# START OF Input data

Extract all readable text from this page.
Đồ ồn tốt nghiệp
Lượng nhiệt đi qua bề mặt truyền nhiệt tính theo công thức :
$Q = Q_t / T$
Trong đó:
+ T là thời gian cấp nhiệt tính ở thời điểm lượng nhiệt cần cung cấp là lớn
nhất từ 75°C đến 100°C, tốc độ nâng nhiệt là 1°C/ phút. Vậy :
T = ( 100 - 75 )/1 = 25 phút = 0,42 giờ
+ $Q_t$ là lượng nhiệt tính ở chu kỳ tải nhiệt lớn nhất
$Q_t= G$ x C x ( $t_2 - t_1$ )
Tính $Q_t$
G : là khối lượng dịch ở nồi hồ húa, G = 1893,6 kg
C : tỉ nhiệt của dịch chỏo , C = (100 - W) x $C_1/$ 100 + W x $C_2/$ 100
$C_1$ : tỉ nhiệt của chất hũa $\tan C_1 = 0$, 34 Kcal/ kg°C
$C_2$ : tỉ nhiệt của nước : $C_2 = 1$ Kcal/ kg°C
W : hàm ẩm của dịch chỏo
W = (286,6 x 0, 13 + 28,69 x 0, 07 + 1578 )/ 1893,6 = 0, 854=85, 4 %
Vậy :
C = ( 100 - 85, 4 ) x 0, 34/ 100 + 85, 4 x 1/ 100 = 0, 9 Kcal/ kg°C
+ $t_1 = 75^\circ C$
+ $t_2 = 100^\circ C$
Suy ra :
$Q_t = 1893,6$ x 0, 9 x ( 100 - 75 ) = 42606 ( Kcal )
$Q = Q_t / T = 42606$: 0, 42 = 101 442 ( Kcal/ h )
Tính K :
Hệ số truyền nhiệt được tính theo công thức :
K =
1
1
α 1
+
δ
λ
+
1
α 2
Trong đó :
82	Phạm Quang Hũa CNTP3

# END OF Input data

Look through the lines above and collect those with the word "dịch".

- Finished answer
G : là khối lượng dịch ở nồi hồ húa, G = 1893,6 kg
C : tỉ nhiệt của dịch chỏo , C = (100 - W) x $C_1/$ 100 + W x $C_2/$ 100
W : hàm ẩm của dịch chỏo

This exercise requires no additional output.